Exercise details: Report every line in the listing that contains the string "scenes".

Data excerpts:
--- START ---
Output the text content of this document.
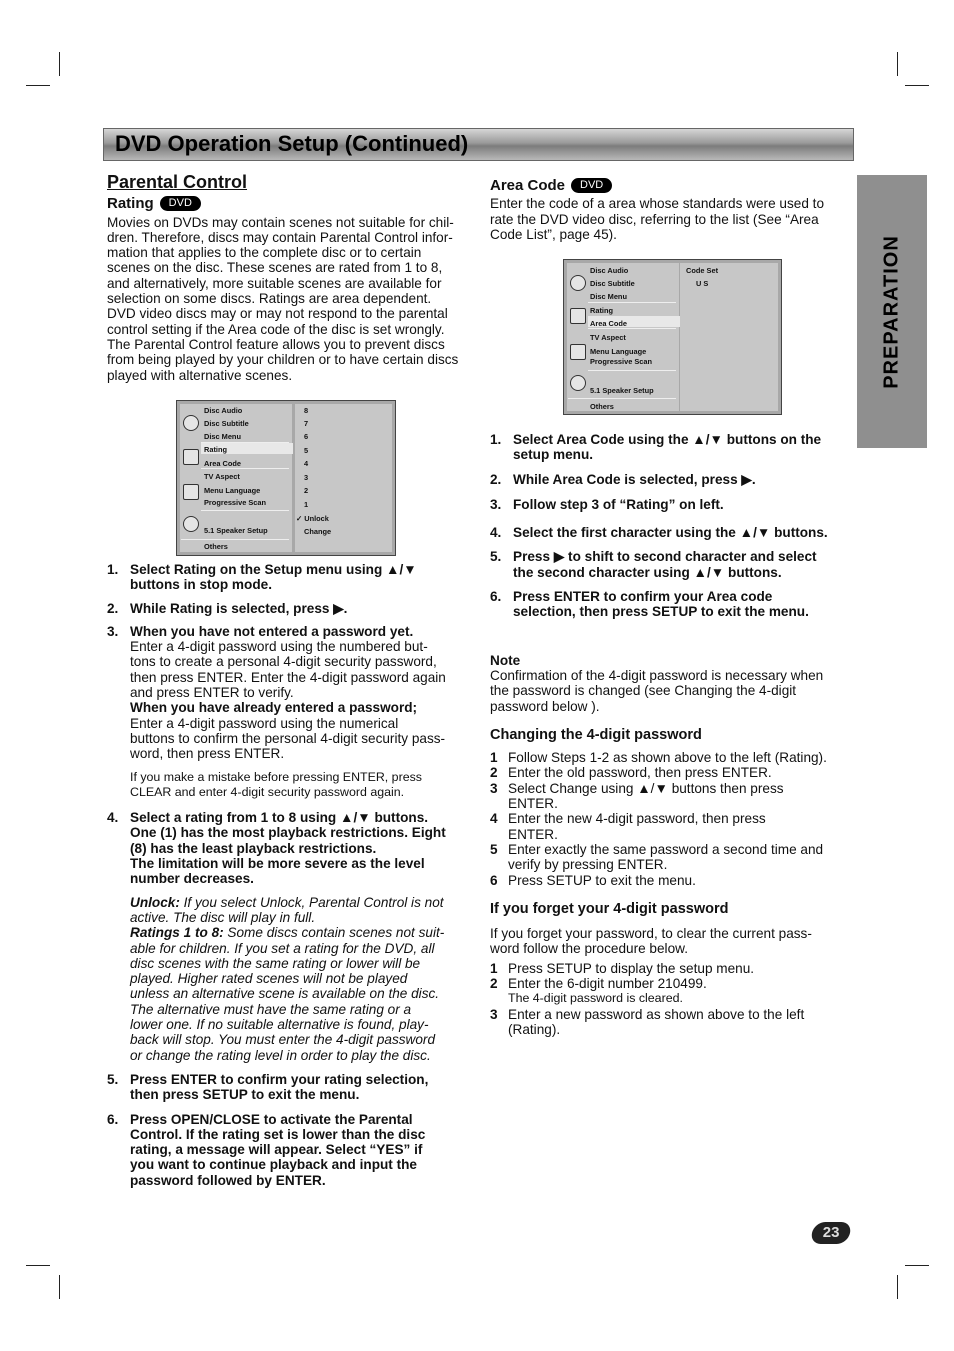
DVD Operation Setup (Continued)
PREPARATION

Parental Control

Rating	DVD

Movies on DVDs may contain scenes not suitable for chil-

dren. Therefore, discs may contain Parental Control infor-

mation that applies to the complete disc or to certain

scenes on the disc. These scenes are rated from 1 to 8,

and alternatively, more suitable scenes are available for

selection on some discs. Ratings are area dependent.

DVD video discs may or may not respond to the parental

control setting if the Area code of the disc is set wrongly.

The Parental Control feature allows you to prevent discs

from being played by your children or to have certain discs

played with alternative scenes.

Disc Audio
Disc Subtitle
Disc Menu
Rating
Area Code
TV Aspect
Menu Language
Progressive Scan
5.1 Speaker Setup
Others
8
7
6
5
4
3
2
1
✓ Unlock
Change
1. Select Rating on the Setup menu using ▲/▼

buttons in stop mode.

2. While Rating is selected, press ▶.
3. When you have not entered a password yet.

Enter a 4-digit password using the numbered but-

tons to create a personal 4-digit security password,

then press ENTER. Enter the 4-digit password again

and press ENTER to verify.

When you have already entered a password;

Enter a 4-digit password using the numerical

buttons to confirm the personal 4-digit security pass-

word, then press ENTER.

If you make a mistake before pressing ENTER, press

CLEAR and enter 4-digit security password again.

4. Select a rating from 1 to 8 using ▲/▼ buttons.

One (1) has the most playback restrictions. Eight

(8) has the least playback restrictions.

The limitation will be more severe as the level

number decreases.

Unlock: If you select Unlock, Parental Control is not

active. The disc will play in full.

Ratings 1 to 8: Some discs contain scenes not suit-

able for children. If you set a rating for the DVD, all

disc scenes with the same rating or lower will be

played. Higher rated scenes will not be played

unless an alternative scene is available on the disc.

The alternative must have the same rating or a

lower one. If no suitable alternative is found, play-

back will stop. You must enter the 4-digit password

or change the rating level in order to play the disc.

5. Press ENTER to confirm your rating selection,

then press SETUP to exit the menu.

6. Press OPEN/CLOSE to activate the Parental

Control. If the rating set is lower than the disc

rating, a message will appear. Select “YES” if

you want to continue playback and input the

password followed by ENTER.

Area Code	DVD

Enter the code of a area whose standards were used to

rate the DVD video disc, referring to the list (See “Area

Code List”, page 45).

Disc Audio
Disc Subtitle
Disc Menu
Rating
Area Code
TV Aspect
Menu Language
Progressive Scan
5.1 Speaker Setup
Others
Code Set
U S
1. Select Area Code using the ▲/▼ buttons on the

setup menu.

2. While Area Code is selected, press ▶.
3. Follow step 3 of “Rating” on left.
4. Select the first character using the ▲/▼ buttons.
5. Press ▶ to shift to second character and select

the second character using ▲/▼ buttons.

6. Press ENTER to confirm your Area code

selection, then press SETUP to exit the menu.

Note

Confirmation of the 4-digit password is necessary when

the password is changed (see Changing the 4-digit

password below ).

Changing the 4-digit password

1 Follow Steps 1-2 as shown above to the left (Rating).
2 Enter the old password, then press ENTER.
3 Select Change using ▲/▼ buttons then press

ENTER.

4 Enter the new 4-digit password, then press

ENTER.

5 Enter exactly the same password a second time and

verify by pressing ENTER.

6 Press SETUP to exit the menu.

If you forget your 4-digit password

If you forget your password, to clear the current pass-

word follow the procedure below.

1 Press SETUP to display the setup menu.
2 Enter the 6-digit number 210499.

The 4-digit password is cleared.

3 Enter a new password as shown above to the left

(Rating).

23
--- END ---
Task response:
Movies on DVDs may contain scenes not suitable for chil-
scenes on the disc. These scenes are rated from 1 to 8,
and alternatively, more suitable scenes are available for
played with alternative scenes.
Ratings 1 to 8: Some discs contain scenes not suit-
disc scenes with the same rating or lower will be
played. Higher rated scenes will not be played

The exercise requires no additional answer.